Excerpts from a figure dataset:
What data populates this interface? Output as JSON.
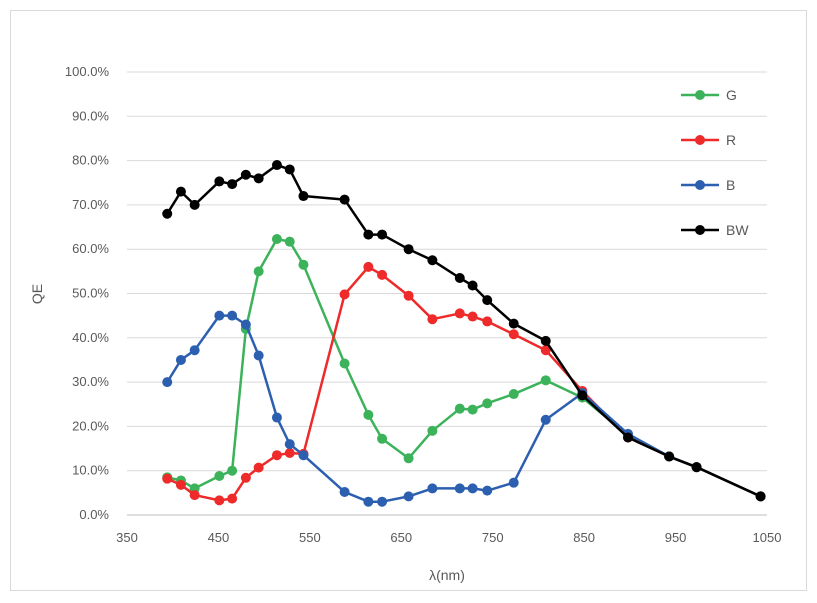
{
  "chart_data": {
    "type": "line",
    "title": "",
    "xlabel": "λ(nm)",
    "ylabel": "QE",
    "xlim": [
      350,
      1050
    ],
    "ylim": [
      0,
      100
    ],
    "x_ticks": [
      "350",
      "450",
      "550",
      "650",
      "750",
      "850",
      "950",
      "1050"
    ],
    "y_ticks": [
      "0.0%",
      "10.0%",
      "20.0%",
      "30.0%",
      "40.0%",
      "50.0%",
      "60.0%",
      "70.0%",
      "80.0%",
      "90.0%",
      "100.0%"
    ],
    "grid": "horizontal",
    "legend_position": "right",
    "x": [
      394,
      409,
      424,
      451,
      465,
      480,
      494,
      514,
      528,
      543,
      588,
      614,
      629,
      658,
      684,
      714,
      728,
      744,
      773,
      808,
      848,
      898,
      943,
      973,
      1043
    ],
    "series": [
      {
        "name": "G",
        "color": "#3cb35a",
        "values": [
          8.5,
          7.8,
          6,
          8.8,
          10,
          42,
          55,
          62.3,
          61.7,
          56.5,
          34.2,
          22.6,
          17.2,
          12.8,
          19,
          24,
          23.8,
          25.2,
          27.3,
          30.4,
          26.5,
          18,
          13.2,
          10.8,
          4.2
        ]
      },
      {
        "name": "R",
        "color": "#ee2a2a",
        "values": [
          8.2,
          6.8,
          4.5,
          3.3,
          3.7,
          8.4,
          10.7,
          13.5,
          14,
          13.8,
          49.8,
          56,
          54.2,
          49.5,
          44.2,
          45.5,
          44.8,
          43.7,
          40.8,
          37.2,
          28,
          17.5,
          13.2,
          10.8,
          4.2
        ]
      },
      {
        "name": "B",
        "color": "#2d5fb0",
        "values": [
          30,
          35,
          37.2,
          45,
          45,
          43,
          36,
          22,
          16,
          13.5,
          5.2,
          3,
          3,
          4.2,
          6,
          6,
          6,
          5.5,
          7.3,
          21.5,
          27.5,
          18.3,
          13.2,
          10.8,
          4.2
        ]
      },
      {
        "name": "BW",
        "color": "#000000",
        "values": [
          68,
          73,
          70,
          75.3,
          74.7,
          76.8,
          76,
          79,
          78,
          72,
          71.2,
          63.3,
          63.3,
          60,
          57.5,
          53.5,
          51.8,
          48.5,
          43.2,
          39.3,
          27,
          17.5,
          13.2,
          10.8,
          4.2
        ]
      }
    ]
  }
}
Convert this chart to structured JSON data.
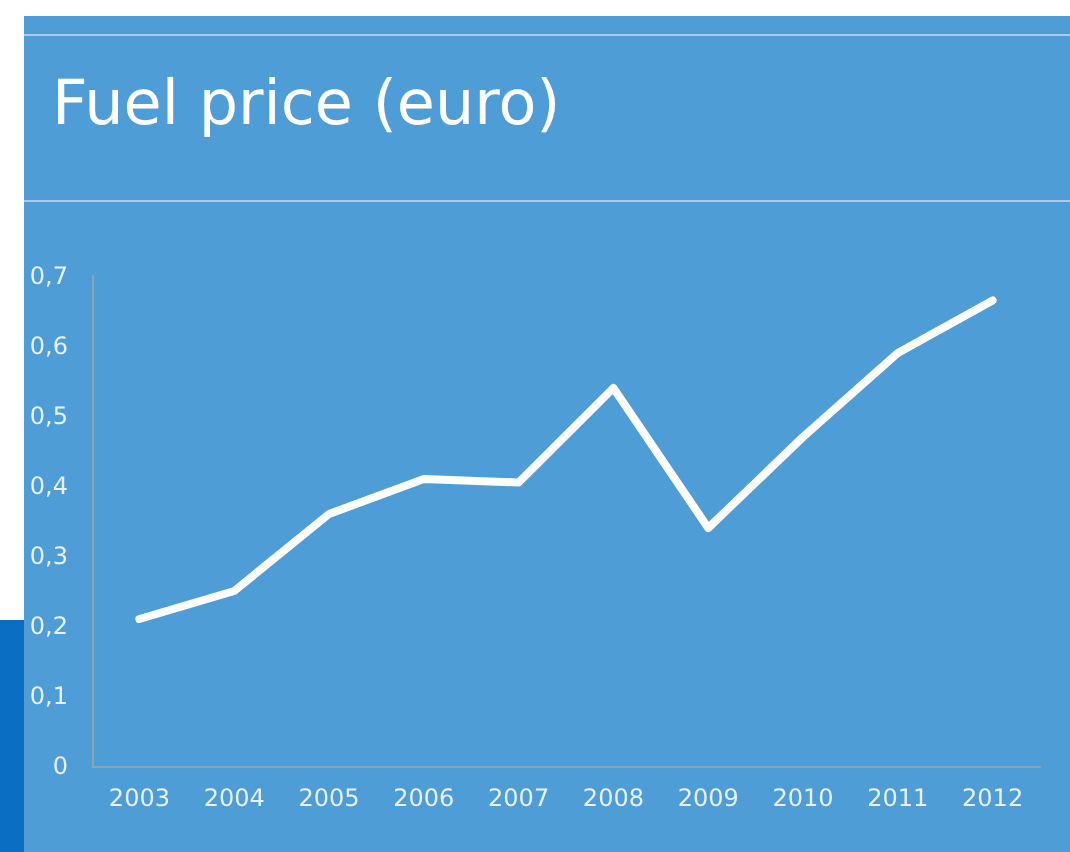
{
  "chart_data": {
    "type": "line",
    "title": "Fuel price (euro)",
    "categories": [
      "2003",
      "2004",
      "2005",
      "2006",
      "2007",
      "2008",
      "2009",
      "2010",
      "2011",
      "2012"
    ],
    "series": [
      {
        "color": "#ffffff",
        "values": [
          0.21,
          0.25,
          0.36,
          0.41,
          0.405,
          0.54,
          0.34,
          0.47,
          0.59,
          0.665
        ]
      }
    ],
    "ylim": [
      0,
      0.7
    ],
    "yticks": [
      0,
      {
        "value": 0.1,
        "label": "0,1"
      },
      {
        "value": 0.2,
        "label": "0,2"
      },
      {
        "value": 0.3,
        "label": "0,3"
      },
      {
        "value": 0.4,
        "label": "0,4"
      },
      {
        "value": 0.5,
        "label": "0,5"
      },
      {
        "value": 0.6,
        "label": "0,6"
      },
      {
        "value": 0.7,
        "label": "0,7"
      }
    ],
    "grid": false,
    "marker": "none",
    "line_style": "solid"
  }
}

_EXERCISE DESCRIPTION_: State the number of lines in the preceding entries that include the word "this". Provide nothing else.

_TASK SOLUTION_: 2